▸ Exercise description
Look through the listing for the word "value". Copy each line that has it.

▸ Information supplied
--

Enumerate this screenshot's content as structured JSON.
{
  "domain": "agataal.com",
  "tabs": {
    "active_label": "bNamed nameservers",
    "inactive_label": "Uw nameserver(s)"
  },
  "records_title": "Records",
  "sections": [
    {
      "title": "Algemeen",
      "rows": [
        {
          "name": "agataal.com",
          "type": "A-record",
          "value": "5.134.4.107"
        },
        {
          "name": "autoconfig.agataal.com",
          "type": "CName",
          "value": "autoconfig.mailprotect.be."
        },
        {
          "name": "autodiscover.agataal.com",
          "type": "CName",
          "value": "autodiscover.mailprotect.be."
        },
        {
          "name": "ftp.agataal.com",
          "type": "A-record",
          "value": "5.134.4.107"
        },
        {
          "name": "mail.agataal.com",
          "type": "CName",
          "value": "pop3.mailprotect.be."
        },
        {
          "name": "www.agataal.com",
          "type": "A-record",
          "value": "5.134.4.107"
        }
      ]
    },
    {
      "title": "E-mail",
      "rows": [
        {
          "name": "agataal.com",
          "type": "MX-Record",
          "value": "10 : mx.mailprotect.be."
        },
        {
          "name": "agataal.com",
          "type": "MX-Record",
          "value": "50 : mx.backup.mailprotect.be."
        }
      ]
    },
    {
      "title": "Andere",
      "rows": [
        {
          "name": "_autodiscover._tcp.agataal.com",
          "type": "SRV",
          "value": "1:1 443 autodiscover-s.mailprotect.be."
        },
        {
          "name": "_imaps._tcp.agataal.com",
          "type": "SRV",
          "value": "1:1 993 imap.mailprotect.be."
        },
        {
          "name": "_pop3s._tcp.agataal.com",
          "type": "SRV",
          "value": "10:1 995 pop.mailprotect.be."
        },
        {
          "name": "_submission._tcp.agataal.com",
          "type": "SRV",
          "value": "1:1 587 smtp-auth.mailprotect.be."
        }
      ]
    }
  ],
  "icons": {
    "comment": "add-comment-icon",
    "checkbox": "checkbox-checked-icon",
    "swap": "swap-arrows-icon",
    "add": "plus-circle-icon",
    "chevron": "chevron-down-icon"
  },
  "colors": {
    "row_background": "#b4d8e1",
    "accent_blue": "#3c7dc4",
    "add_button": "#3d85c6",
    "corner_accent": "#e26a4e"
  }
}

--

▸ Result of this exercise
          "value": "5.134.4.107"
          "value": "autoconfig.mailprotect.be."
          "value": "autodiscover.mailprotect.be."
          "value": "5.134.4.107"
          "value": "pop3.mailprotect.be."
          "value": "5.134.4.107"
          "value": "10 : mx.mailprotect.be."
          "value": "50 : mx.backup.mailprotect.be."
          "value": "1:1 443 autodiscover-s.mailprotect.be."
          "value": "1:1 993 imap.mailprotect.be."
          "value": "10:1 995 pop.mailprotect.be."
          "value": "1:1 587 smtp-auth.mailprotect.be."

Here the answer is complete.